INSTRUCTIONS FOR THE TASK: Please output the lines shown below exactly as they appear.

+++

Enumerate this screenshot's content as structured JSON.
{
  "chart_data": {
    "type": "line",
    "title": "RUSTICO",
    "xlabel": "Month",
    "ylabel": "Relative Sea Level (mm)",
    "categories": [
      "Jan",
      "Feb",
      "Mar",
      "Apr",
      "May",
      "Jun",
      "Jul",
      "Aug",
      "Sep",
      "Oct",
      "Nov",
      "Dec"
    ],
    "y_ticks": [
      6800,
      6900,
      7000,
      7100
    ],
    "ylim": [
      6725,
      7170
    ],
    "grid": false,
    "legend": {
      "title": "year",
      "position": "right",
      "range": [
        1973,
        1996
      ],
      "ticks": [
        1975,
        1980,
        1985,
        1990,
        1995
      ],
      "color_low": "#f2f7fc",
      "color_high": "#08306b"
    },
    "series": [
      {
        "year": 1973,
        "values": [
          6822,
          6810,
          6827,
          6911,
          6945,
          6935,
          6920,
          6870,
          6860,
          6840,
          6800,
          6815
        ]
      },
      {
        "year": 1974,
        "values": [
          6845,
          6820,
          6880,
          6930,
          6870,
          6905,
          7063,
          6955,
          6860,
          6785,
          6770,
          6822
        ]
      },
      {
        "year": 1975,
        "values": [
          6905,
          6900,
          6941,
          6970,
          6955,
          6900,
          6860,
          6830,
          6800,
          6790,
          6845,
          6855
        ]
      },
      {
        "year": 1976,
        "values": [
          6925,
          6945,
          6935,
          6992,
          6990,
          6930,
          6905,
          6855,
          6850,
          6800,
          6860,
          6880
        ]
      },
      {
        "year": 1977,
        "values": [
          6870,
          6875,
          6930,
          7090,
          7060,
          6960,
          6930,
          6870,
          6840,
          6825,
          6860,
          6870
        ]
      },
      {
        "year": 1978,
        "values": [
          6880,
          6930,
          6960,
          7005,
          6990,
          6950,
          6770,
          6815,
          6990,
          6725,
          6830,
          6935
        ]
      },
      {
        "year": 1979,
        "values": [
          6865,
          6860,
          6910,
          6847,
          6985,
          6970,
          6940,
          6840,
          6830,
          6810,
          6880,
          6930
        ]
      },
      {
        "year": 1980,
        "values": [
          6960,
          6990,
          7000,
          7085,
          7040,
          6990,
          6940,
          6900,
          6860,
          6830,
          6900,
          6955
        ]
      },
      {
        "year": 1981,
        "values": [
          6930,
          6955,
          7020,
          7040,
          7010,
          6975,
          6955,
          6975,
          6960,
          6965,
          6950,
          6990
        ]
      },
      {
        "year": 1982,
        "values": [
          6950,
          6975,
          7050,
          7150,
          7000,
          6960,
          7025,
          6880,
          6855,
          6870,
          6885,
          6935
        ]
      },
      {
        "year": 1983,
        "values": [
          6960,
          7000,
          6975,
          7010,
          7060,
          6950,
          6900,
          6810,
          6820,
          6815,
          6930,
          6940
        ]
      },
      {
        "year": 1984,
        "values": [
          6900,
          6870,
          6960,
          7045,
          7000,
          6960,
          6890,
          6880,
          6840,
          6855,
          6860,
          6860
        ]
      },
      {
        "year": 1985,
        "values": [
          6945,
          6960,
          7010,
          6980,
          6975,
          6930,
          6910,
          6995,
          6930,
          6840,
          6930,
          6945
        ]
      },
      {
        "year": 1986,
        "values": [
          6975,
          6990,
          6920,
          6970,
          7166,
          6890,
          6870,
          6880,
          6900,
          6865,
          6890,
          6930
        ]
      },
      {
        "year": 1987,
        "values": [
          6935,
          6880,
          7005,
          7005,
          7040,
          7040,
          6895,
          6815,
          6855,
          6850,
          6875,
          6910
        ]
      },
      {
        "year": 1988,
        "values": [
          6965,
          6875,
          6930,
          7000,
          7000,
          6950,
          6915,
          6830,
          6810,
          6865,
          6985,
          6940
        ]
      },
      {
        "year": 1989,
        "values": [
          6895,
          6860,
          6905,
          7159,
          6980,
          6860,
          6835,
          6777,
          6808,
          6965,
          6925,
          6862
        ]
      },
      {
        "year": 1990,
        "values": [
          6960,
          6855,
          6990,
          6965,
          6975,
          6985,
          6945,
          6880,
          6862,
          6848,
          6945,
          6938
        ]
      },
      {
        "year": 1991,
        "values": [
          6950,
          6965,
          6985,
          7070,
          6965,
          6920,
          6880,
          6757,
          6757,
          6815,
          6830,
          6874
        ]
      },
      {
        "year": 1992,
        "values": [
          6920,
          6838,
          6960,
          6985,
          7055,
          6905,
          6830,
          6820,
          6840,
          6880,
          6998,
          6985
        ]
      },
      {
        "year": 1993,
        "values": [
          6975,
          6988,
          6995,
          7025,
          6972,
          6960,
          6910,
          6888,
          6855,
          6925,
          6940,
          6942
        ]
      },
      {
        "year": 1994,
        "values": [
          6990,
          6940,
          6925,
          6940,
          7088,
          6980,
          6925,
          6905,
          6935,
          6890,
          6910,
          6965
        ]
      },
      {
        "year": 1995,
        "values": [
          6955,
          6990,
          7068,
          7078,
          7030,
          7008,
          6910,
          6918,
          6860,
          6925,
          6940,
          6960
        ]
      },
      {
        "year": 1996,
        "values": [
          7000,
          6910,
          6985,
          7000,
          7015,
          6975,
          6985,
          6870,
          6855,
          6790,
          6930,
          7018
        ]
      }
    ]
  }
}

+++

EXERCISE RESULT:
Enumerate this screenshot's content as structured JSON.
{
  "chart_data": {
    "type": "line",
    "title": "RUSTICO",
    "xlabel": "Month",
    "ylabel": "Relative Sea Level (mm)",
    "categories": [
      "Jan",
      "Feb",
      "Mar",
      "Apr",
      "May",
      "Jun",
      "Jul",
      "Aug",
      "Sep",
      "Oct",
      "Nov",
      "Dec"
    ],
    "y_ticks": [
      6800,
      6900,
      7000,
      7100
    ],
    "ylim": [
      6725,
      7170
    ],
    "grid": false,
    "legend": {
      "title": "year",
      "position": "right",
      "range": [
        1973,
        1996
      ],
      "ticks": [
        1975,
        1980,
        1985,
        1990,
        1995
      ],
      "color_low": "#f2f7fc",
      "color_high": "#08306b"
    },
    "series": [
      {
        "year": 1973,
        "values": [
          6822,
          6810,
          6827,
          6911,
          6945,
          6935,
          6920,
          6870,
          6860,
          6840,
          6800,
          6815
        ]
      },
      {
        "year": 1974,
        "values": [
          6845,
          6820,
          6880,
          6930,
          6870,
          6905,
          7063,
          6955,
          6860,
          6785,
          6770,
          6822
        ]
      },
      {
        "year": 1975,
        "values": [
          6905,
          6900,
          6941,
          6970,
          6955,
          6900,
          6860,
          6830,
          6800,
          6790,
          6845,
          6855
        ]
      },
      {
        "year": 1976,
        "values": [
          6925,
          6945,
          6935,
          6992,
          6990,
          6930,
          6905,
          6855,
          6850,
          6800,
          6860,
          6880
        ]
      },
      {
        "year": 1977,
        "values": [
          6870,
          6875,
          6930,
          7090,
          7060,
          6960,
          6930,
          6870,
          6840,
          6825,
          6860,
          6870
        ]
      },
      {
        "year": 1978,
        "values": [
          6880,
          6930,
          6960,
          7005,
          6990,
          6950,
          6770,
          6815,
          6990,
          6725,
          6830,
          6935
        ]
      },
      {
        "year": 1979,
        "values": [
          6865,
          6860,
          6910,
          6847,
          6985,
          6970,
          6940,
          6840,
          6830,
          6810,
          6880,
          6930
        ]
      },
      {
        "year": 1980,
        "values": [
          6960,
          6990,
          7000,
          7085,
          7040,
          6990,
          6940,
          6900,
          6860,
          6830,
          6900,
          6955
        ]
      },
      {
        "year": 1981,
        "values": [
          6930,
          6955,
          7020,
          7040,
          7010,
          6975,
          6955,
          6975,
          6960,
          6965,
          6950,
          6990
        ]
      },
      {
        "year": 1982,
        "values": [
          6950,
          6975,
          7050,
          7150,
          7000,
          6960,
          7025,
          6880,
          6855,
          6870,
          6885,
          6935
        ]
      },
      {
        "year": 1983,
        "values": [
          6960,
          7000,
          6975,
          7010,
          7060,
          6950,
          6900,
          6810,
          6820,
          6815,
          6930,
          6940
        ]
      },
      {
        "year": 1984,
        "values": [
          6900,
          6870,
          6960,
          7045,
          7000,
          6960,
          6890,
          6880,
          6840,
          6855,
          6860,
          6860
        ]
      },
      {
        "year": 1985,
        "values": [
          6945,
          6960,
          7010,
          6980,
          6975,
          6930,
          6910,
          6995,
          6930,
          6840,
          6930,
          6945
        ]
      },
      {
        "year": 1986,
        "values": [
          6975,
          6990,
          6920,
          6970,
          7166,
          6890,
          6870,
          6880,
          6900,
          6865,
          6890,
          6930
        ]
      },
      {
        "year": 1987,
        "values": [
          6935,
          6880,
          7005,
          7005,
          7040,
          7040,
          6895,
          6815,
          6855,
          6850,
          6875,
          6910
        ]
      },
      {
        "year": 1988,
        "values": [
          6965,
          6875,
          6930,
          7000,
          7000,
          6950,
          6915,
          6830,
          6810,
          6865,
          6985,
          6940
        ]
      },
      {
        "year": 1989,
        "values": [
          6895,
          6860,
          6905,
          7159,
          6980,
          6860,
          6835,
          6777,
          6808,
          6965,
          6925,
          6862
        ]
      },
      {
        "year": 1990,
        "values": [
          6960,
          6855,
          6990,
          6965,
          6975,
          6985,
          6945,
          6880,
          6862,
          6848,
          6945,
          6938
        ]
      },
      {
        "year": 1991,
        "values": [
          6950,
          6965,
          6985,
          7070,
          6965,
          6920,
          6880,
          6757,
          6757,
          6815,
          6830,
          6874
        ]
      },
      {
        "year": 1992,
        "values": [
          6920,
          6838,
          6960,
          6985,
          7055,
          6905,
          6830,
          6820,
          6840,
          6880,
          6998,
          6985
        ]
      },
      {
        "year": 1993,
        "values": [
          6975,
          6988,
          6995,
          7025,
          6972,
          6960,
          6910,
          6888,
          6855,
          6925,
          6940,
          6942
        ]
      },
      {
        "year": 1994,
        "values": [
          6990,
          6940,
          6925,
          6940,
          7088,
          6980,
          6925,
          6905,
          6935,
          6890,
          6910,
          6965
        ]
      },
      {
        "year": 1995,
        "values": [
          6955,
          6990,
          7068,
          7078,
          7030,
          7008,
          6910,
          6918,
          6860,
          6925,
          6940,
          6960
        ]
      },
      {
        "year": 1996,
        "values": [
          7000,
          6910,
          6985,
          7000,
          7015,
          6975,
          6985,
          6870,
          6855,
          6790,
          6930,
          7018
        ]
      }
    ]
  }
}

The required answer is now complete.